- **TASK PROMPT**
Report every line below that holds the word "solicitation".

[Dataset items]

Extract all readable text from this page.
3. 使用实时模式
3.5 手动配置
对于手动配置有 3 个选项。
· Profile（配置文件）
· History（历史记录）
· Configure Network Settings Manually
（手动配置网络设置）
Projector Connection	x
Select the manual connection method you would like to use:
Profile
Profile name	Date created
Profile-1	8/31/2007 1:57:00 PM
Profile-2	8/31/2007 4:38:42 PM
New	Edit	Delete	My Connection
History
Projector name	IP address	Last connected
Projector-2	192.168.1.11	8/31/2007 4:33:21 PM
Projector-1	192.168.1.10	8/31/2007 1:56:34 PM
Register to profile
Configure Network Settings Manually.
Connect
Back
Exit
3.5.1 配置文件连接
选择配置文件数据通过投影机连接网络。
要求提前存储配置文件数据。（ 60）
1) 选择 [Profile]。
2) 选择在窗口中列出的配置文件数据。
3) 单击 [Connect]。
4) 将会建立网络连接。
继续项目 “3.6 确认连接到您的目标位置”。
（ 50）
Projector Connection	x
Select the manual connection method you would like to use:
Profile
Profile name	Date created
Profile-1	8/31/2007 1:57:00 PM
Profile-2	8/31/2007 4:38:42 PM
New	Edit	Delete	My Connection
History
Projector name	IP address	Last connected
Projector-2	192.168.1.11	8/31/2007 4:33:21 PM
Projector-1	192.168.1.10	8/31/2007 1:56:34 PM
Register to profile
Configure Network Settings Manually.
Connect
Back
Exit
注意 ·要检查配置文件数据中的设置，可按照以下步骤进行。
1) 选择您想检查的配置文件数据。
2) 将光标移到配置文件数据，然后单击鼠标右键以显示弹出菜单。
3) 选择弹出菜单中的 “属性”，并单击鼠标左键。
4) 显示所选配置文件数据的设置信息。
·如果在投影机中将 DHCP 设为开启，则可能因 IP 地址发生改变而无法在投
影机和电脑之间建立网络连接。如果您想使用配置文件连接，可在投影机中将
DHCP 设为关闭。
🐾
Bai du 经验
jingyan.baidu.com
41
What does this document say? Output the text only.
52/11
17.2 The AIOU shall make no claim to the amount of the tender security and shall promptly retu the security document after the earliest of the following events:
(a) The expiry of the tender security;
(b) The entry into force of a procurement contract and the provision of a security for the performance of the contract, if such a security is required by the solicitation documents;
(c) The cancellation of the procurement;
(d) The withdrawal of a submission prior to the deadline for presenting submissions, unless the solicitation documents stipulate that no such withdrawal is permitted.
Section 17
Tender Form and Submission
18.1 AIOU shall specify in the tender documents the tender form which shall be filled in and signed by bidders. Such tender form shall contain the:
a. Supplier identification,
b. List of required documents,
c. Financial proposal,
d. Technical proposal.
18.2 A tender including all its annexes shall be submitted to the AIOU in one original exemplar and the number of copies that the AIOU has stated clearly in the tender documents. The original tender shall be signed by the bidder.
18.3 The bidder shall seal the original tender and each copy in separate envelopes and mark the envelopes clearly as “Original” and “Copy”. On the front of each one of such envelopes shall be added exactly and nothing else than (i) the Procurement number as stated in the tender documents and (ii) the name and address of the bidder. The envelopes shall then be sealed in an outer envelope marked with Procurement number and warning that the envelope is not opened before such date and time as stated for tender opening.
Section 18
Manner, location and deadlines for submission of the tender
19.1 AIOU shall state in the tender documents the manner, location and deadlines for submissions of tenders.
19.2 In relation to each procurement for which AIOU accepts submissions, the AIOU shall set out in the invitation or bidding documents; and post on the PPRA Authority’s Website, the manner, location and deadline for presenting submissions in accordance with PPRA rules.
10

- **FINAL RESULT**
(b) The entry into force of a procurement contract and the provision of a security for the performance of the contract, if such a security is required by the solicitation documents;
(d) The withdrawal of a submission prior to the deadline for presenting submissions, unless the solicitation documents stipulate that no such withdrawal is permitted.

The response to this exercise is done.